Data records
[Start of Attachment]

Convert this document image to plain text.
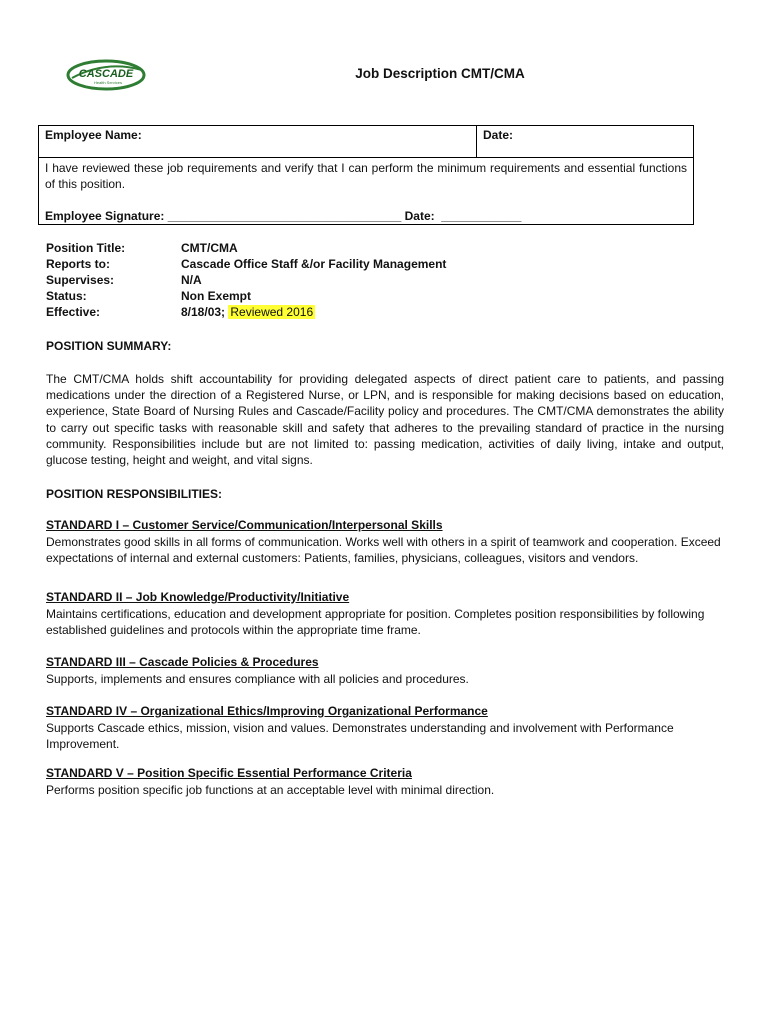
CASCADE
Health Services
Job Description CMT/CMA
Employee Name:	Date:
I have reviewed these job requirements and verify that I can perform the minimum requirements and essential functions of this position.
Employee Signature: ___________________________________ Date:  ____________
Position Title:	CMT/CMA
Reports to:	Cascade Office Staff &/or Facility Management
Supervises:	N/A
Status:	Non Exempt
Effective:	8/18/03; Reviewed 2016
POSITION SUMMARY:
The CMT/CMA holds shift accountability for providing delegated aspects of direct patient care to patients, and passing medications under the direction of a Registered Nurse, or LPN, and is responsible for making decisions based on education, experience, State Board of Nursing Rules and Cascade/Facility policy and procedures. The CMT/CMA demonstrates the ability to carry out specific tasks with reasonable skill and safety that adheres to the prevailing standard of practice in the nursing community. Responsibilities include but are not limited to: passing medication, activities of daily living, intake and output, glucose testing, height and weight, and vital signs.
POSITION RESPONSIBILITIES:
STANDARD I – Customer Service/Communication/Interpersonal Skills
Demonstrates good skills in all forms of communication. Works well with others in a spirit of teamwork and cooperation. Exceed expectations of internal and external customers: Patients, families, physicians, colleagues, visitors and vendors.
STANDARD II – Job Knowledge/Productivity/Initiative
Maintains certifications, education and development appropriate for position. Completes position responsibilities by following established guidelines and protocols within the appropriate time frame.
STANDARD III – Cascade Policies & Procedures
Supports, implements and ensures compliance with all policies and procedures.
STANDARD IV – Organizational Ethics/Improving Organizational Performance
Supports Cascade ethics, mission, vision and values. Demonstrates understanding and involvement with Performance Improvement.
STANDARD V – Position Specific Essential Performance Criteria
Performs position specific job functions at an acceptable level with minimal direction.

[End of Attachment]
[Start of Attachment]

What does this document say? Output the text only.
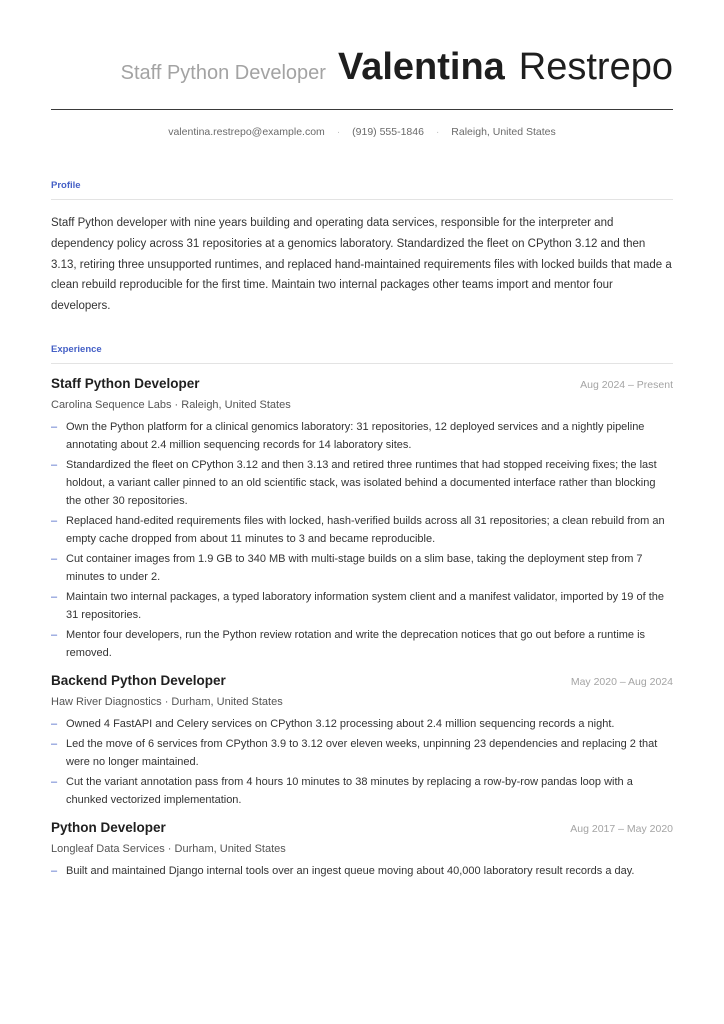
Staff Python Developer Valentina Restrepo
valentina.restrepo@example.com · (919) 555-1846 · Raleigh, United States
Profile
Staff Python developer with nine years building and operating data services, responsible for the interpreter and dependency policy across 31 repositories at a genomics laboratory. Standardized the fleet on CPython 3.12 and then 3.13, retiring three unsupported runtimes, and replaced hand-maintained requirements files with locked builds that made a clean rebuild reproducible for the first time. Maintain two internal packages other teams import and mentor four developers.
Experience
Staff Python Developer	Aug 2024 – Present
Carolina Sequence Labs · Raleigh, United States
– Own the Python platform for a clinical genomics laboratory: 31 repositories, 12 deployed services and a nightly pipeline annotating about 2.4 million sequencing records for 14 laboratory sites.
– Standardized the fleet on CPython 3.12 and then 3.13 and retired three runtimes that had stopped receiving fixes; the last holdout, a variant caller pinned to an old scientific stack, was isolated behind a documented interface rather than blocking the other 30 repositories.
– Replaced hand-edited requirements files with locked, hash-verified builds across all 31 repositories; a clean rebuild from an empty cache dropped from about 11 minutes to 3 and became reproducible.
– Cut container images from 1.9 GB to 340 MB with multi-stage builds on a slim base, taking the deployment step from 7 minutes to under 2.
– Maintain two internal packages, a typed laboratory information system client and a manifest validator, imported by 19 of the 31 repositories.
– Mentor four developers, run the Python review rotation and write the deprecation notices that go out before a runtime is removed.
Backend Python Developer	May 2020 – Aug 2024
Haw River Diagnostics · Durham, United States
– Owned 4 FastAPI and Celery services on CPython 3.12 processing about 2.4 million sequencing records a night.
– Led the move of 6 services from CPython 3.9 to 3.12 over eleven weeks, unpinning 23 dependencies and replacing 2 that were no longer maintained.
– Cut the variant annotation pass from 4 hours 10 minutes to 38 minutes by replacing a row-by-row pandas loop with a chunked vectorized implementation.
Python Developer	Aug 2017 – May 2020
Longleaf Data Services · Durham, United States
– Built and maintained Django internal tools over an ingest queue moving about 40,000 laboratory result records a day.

[End of Attachment]
[Start of Attachment]

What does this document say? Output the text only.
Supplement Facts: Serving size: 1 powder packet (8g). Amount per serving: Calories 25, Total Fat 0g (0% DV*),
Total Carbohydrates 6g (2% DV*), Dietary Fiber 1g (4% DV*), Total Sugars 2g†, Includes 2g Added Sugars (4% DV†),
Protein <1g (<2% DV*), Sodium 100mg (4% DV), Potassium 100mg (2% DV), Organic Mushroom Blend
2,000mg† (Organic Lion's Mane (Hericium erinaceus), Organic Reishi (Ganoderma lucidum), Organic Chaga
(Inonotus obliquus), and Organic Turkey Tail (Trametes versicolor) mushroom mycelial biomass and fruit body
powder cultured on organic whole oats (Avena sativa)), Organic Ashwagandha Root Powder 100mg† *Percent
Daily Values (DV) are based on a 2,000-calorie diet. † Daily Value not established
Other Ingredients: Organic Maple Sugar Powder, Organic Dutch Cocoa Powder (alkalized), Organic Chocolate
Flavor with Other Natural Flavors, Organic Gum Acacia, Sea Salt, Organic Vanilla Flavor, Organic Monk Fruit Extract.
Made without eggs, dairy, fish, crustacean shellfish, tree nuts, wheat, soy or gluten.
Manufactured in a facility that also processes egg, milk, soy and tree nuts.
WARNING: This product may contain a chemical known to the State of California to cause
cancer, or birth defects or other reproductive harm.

[End of Attachment]

Locate the lines above that hold the word "minutes". Show every one of them.

Task solution
– Replaced hand-edited requirements files with locked, hash-verified builds across all 31 repositories; a clean rebuild from an empty cache dropped from about 11 minutes to 3 and became reproducible.
– Cut container images from 1.9 GB to 340 MB with multi-stage builds on a slim base, taking the deployment step from 7 minutes to under 2.
– Cut the variant annotation pass from 4 hours 10 minutes to 38 minutes by replacing a row-by-row pandas loop with a chunked vectorized implementation.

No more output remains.